### [What the exercise asks]
Reproduce the records below in full and word for word, excluding pictures.
[START OF Data provided]
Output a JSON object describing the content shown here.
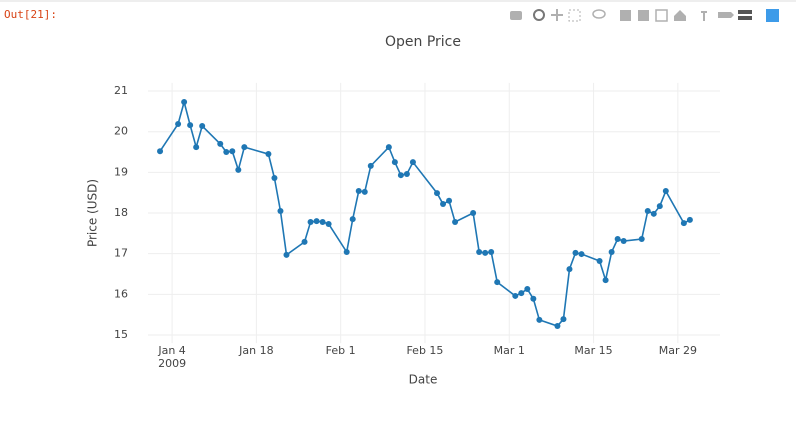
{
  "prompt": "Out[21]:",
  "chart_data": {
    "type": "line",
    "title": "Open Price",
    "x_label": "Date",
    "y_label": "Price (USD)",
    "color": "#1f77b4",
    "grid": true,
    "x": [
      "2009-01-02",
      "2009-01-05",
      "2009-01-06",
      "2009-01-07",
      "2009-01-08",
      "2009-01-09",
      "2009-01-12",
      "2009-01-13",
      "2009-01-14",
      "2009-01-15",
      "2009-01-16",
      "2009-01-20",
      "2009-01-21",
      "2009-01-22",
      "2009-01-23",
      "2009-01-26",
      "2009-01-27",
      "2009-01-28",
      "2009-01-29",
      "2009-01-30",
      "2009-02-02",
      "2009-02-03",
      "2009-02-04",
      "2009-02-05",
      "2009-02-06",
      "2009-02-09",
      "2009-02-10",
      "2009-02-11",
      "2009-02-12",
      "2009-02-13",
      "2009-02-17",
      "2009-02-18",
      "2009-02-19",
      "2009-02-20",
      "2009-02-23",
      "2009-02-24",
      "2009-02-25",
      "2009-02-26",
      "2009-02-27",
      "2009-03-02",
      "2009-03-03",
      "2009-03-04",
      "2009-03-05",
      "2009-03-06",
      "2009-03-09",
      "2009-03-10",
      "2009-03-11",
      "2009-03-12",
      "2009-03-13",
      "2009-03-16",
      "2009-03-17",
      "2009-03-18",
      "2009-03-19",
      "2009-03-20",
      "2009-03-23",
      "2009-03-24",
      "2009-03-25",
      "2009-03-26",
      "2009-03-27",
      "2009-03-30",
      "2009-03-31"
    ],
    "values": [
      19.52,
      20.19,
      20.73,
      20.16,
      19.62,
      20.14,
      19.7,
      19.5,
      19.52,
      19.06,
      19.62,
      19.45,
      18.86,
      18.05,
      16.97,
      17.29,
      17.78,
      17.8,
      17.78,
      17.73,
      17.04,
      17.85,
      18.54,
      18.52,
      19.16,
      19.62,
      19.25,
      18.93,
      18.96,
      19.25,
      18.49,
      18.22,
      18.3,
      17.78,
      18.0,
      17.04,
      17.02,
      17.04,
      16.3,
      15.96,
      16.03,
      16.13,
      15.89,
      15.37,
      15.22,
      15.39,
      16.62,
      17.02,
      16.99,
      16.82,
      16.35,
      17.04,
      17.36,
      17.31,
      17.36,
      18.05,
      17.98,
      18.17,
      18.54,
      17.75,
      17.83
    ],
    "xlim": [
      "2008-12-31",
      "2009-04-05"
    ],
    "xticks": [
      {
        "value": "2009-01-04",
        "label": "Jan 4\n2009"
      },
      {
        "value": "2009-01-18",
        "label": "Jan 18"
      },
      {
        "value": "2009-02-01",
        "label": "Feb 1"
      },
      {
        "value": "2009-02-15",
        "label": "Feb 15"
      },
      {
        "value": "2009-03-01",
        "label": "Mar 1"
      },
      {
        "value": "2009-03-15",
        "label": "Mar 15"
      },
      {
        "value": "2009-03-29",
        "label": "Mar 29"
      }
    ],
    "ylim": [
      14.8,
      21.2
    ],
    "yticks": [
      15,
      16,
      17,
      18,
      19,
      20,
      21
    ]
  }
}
[END OF Data provided]
### [Task output]
Output a JSON object describing the content shown here.
{
  "prompt": "Out[21]:",
  "chart_data": {
    "type": "line",
    "title": "Open Price",
    "x_label": "Date",
    "y_label": "Price (USD)",
    "color": "#1f77b4",
    "grid": true,
    "x": [
      "2009-01-02",
      "2009-01-05",
      "2009-01-06",
      "2009-01-07",
      "2009-01-08",
      "2009-01-09",
      "2009-01-12",
      "2009-01-13",
      "2009-01-14",
      "2009-01-15",
      "2009-01-16",
      "2009-01-20",
      "2009-01-21",
      "2009-01-22",
      "2009-01-23",
      "2009-01-26",
      "2009-01-27",
      "2009-01-28",
      "2009-01-29",
      "2009-01-30",
      "2009-02-02",
      "2009-02-03",
      "2009-02-04",
      "2009-02-05",
      "2009-02-06",
      "2009-02-09",
      "2009-02-10",
      "2009-02-11",
      "2009-02-12",
      "2009-02-13",
      "2009-02-17",
      "2009-02-18",
      "2009-02-19",
      "2009-02-20",
      "2009-02-23",
      "2009-02-24",
      "2009-02-25",
      "2009-02-26",
      "2009-02-27",
      "2009-03-02",
      "2009-03-03",
      "2009-03-04",
      "2009-03-05",
      "2009-03-06",
      "2009-03-09",
      "2009-03-10",
      "2009-03-11",
      "2009-03-12",
      "2009-03-13",
      "2009-03-16",
      "2009-03-17",
      "2009-03-18",
      "2009-03-19",
      "2009-03-20",
      "2009-03-23",
      "2009-03-24",
      "2009-03-25",
      "2009-03-26",
      "2009-03-27",
      "2009-03-30",
      "2009-03-31"
    ],
    "values": [
      19.52,
      20.19,
      20.73,
      20.16,
      19.62,
      20.14,
      19.7,
      19.5,
      19.52,
      19.06,
      19.62,
      19.45,
      18.86,
      18.05,
      16.97,
      17.29,
      17.78,
      17.8,
      17.78,
      17.73,
      17.04,
      17.85,
      18.54,
      18.52,
      19.16,
      19.62,
      19.25,
      18.93,
      18.96,
      19.25,
      18.49,
      18.22,
      18.3,
      17.78,
      18.0,
      17.04,
      17.02,
      17.04,
      16.3,
      15.96,
      16.03,
      16.13,
      15.89,
      15.37,
      15.22,
      15.39,
      16.62,
      17.02,
      16.99,
      16.82,
      16.35,
      17.04,
      17.36,
      17.31,
      17.36,
      18.05,
      17.98,
      18.17,
      18.54,
      17.75,
      17.83
    ],
    "xlim": [
      "2008-12-31",
      "2009-04-05"
    ],
    "xticks": [
      {
        "value": "2009-01-04",
        "label": "Jan 4\n2009"
      },
      {
        "value": "2009-01-18",
        "label": "Jan 18"
      },
      {
        "value": "2009-02-01",
        "label": "Feb 1"
      },
      {
        "value": "2009-02-15",
        "label": "Feb 15"
      },
      {
        "value": "2009-03-01",
        "label": "Mar 1"
      },
      {
        "value": "2009-03-15",
        "label": "Mar 15"
      },
      {
        "value": "2009-03-29",
        "label": "Mar 29"
      }
    ],
    "ylim": [
      14.8,
      21.2
    ],
    "yticks": [
      15,
      16,
      17,
      18,
      19,
      20,
      21
    ]
  }
}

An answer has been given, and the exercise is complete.